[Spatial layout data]
☆ ☆ ☆ ☆ ☆ ☆ ☆

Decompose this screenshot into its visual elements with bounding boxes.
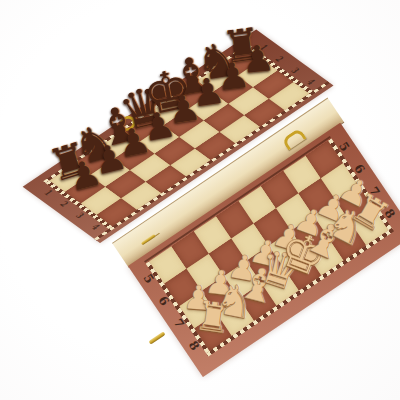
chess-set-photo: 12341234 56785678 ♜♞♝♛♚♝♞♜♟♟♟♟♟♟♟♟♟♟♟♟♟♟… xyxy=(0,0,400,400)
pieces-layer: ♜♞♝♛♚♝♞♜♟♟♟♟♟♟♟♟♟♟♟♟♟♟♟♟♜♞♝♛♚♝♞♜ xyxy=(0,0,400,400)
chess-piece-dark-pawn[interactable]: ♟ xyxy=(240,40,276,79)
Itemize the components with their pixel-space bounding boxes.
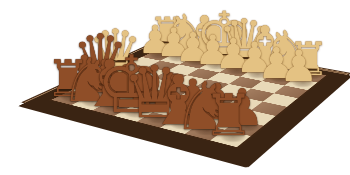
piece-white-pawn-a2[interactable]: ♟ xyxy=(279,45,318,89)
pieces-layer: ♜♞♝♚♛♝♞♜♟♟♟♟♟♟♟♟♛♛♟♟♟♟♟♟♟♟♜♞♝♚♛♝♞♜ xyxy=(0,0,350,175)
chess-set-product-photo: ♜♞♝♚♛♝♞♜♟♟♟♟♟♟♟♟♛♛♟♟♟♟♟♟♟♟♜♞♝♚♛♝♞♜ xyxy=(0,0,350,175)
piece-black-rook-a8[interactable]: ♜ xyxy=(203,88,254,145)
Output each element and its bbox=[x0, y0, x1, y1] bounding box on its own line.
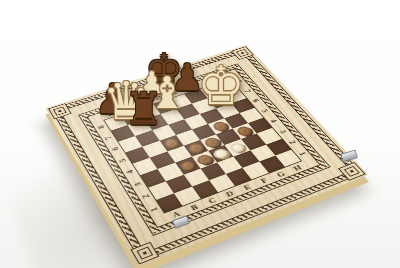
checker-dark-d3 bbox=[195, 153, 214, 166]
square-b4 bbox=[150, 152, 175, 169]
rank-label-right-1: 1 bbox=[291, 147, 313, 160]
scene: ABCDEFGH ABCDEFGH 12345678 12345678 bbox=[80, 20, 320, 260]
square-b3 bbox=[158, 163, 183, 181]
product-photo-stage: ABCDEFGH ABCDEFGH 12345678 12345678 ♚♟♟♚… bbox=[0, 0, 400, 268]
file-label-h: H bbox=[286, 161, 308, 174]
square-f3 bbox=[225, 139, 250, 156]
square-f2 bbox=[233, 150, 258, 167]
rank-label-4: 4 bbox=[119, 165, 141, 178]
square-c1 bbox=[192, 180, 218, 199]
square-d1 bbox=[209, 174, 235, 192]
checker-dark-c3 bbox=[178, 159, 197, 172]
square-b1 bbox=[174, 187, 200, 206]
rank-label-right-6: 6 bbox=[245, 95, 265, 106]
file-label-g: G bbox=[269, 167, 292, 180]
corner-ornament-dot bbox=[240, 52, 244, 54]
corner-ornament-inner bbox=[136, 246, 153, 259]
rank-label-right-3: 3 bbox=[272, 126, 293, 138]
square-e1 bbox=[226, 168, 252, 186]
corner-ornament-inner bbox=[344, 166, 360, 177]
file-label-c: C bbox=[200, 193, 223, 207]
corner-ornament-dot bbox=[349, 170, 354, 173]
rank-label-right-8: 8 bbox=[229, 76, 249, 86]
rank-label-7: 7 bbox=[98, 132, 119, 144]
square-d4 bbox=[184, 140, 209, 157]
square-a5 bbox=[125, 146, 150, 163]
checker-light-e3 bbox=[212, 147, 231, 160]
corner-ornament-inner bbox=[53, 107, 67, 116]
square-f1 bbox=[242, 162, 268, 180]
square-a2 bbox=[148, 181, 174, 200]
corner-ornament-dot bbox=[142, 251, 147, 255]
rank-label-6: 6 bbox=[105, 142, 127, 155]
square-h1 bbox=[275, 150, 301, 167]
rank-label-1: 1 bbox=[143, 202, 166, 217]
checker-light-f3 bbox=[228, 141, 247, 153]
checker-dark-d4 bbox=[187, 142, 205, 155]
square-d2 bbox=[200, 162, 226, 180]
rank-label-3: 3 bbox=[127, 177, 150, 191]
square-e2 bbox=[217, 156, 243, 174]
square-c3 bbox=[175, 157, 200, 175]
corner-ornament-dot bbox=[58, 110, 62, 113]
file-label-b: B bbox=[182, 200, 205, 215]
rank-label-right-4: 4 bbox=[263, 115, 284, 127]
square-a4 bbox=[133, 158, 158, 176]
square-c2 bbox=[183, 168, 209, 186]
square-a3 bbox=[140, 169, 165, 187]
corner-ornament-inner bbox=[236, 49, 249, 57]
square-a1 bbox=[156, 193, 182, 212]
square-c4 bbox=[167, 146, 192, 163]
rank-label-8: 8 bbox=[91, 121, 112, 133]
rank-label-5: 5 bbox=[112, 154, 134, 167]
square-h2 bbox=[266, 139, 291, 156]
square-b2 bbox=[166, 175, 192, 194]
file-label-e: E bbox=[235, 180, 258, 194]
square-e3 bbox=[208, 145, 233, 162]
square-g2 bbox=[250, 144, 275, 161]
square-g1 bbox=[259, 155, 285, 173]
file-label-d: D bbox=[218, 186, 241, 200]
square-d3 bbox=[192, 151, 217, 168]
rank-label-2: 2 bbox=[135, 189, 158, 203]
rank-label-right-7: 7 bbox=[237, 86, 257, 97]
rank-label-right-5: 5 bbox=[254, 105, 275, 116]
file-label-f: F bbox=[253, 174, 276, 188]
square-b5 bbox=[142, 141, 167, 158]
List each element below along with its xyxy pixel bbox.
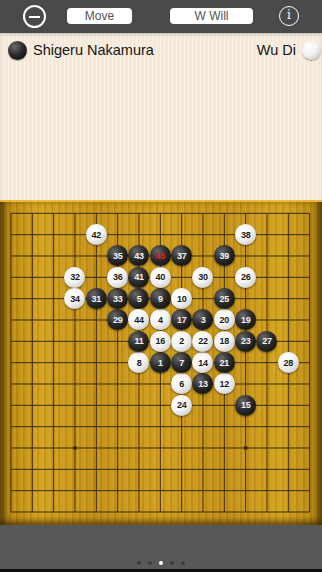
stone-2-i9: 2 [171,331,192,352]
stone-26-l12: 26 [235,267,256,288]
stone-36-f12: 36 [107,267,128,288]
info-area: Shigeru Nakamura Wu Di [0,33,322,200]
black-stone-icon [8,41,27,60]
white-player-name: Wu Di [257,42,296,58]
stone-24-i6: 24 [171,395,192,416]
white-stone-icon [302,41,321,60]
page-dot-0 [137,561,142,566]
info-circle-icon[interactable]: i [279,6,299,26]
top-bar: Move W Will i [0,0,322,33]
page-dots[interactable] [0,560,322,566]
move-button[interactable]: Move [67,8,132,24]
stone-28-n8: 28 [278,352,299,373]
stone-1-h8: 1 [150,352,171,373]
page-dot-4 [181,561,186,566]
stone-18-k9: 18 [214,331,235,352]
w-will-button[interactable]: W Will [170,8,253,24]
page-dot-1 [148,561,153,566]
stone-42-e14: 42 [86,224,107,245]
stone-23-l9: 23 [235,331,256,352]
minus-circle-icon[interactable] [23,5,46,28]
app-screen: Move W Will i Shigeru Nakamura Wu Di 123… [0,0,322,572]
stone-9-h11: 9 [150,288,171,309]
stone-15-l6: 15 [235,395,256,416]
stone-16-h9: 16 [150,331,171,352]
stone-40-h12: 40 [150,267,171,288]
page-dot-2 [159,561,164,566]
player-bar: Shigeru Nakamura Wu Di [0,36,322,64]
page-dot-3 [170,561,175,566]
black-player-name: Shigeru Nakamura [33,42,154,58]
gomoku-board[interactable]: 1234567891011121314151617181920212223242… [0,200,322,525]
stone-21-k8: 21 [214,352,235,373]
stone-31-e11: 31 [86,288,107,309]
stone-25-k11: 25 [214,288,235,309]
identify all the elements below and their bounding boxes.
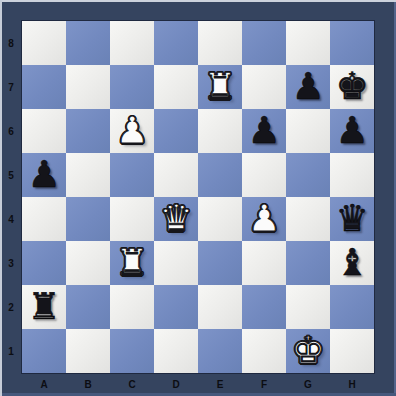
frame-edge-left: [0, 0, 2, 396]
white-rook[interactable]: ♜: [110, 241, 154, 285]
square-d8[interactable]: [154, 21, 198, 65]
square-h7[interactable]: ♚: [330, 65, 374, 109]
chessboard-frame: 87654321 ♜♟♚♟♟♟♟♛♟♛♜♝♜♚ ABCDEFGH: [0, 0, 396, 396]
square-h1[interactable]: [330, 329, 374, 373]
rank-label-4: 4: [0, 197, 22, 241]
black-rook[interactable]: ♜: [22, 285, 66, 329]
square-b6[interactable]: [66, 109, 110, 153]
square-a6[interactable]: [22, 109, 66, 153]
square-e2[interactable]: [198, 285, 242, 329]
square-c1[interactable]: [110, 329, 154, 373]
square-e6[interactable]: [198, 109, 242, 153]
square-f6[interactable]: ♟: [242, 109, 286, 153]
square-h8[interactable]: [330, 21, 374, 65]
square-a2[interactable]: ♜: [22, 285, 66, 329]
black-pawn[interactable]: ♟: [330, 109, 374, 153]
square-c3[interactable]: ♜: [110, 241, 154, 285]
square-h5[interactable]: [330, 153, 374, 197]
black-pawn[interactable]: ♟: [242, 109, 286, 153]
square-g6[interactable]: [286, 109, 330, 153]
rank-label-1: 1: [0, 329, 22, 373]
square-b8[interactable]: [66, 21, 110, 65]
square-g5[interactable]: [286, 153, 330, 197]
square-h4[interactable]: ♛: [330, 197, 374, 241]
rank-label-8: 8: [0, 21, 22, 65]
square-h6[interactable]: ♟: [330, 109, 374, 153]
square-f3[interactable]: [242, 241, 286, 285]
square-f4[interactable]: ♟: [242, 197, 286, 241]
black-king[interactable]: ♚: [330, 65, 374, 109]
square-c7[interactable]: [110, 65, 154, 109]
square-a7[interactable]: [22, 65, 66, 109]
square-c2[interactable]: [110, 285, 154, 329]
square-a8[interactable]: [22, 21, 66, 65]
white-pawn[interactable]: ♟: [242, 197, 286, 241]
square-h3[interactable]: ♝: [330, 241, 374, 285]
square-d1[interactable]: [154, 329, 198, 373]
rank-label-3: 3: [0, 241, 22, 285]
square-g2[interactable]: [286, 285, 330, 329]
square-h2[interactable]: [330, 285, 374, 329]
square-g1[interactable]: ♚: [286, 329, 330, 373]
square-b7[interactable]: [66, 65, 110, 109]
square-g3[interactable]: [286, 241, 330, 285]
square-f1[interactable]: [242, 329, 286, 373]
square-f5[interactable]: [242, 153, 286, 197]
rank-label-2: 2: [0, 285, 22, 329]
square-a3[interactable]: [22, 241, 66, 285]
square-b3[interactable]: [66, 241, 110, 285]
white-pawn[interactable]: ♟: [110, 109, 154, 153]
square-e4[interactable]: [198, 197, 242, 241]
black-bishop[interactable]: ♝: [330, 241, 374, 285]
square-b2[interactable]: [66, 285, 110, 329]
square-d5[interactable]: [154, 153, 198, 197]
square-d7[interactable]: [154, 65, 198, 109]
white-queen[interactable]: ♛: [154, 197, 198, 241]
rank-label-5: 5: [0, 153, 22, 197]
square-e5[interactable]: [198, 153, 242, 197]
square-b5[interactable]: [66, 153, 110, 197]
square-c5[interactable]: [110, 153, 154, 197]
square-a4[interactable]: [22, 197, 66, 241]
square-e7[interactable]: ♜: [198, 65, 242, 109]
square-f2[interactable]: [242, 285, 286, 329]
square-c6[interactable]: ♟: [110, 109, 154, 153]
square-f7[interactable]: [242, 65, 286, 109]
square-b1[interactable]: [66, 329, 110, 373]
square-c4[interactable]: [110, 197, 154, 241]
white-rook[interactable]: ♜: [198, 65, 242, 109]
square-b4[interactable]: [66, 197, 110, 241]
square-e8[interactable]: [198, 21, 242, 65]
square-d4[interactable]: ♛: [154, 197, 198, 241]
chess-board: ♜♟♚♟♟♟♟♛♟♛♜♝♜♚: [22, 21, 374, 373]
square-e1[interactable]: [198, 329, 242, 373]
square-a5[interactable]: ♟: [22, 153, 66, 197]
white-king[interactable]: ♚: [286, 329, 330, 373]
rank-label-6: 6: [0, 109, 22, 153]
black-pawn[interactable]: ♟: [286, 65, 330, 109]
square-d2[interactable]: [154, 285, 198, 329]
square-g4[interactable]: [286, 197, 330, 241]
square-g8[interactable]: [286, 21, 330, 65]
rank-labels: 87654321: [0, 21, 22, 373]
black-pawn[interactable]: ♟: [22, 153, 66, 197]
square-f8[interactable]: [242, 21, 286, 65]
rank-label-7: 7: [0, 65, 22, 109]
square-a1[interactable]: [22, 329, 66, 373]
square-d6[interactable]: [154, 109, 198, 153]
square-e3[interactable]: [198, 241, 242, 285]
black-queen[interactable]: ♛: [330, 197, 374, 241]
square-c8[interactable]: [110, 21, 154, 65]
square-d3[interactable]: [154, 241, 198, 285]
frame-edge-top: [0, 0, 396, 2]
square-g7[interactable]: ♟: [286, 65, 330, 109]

☆ ☆ ☆ ☆ ☆ ☆ ☆

Pick out and copy every line of the data above that contains the string "below". Case counts.

List each element below along with its xyxy pixel bbox.
identify all the elements below and their bounding boxes.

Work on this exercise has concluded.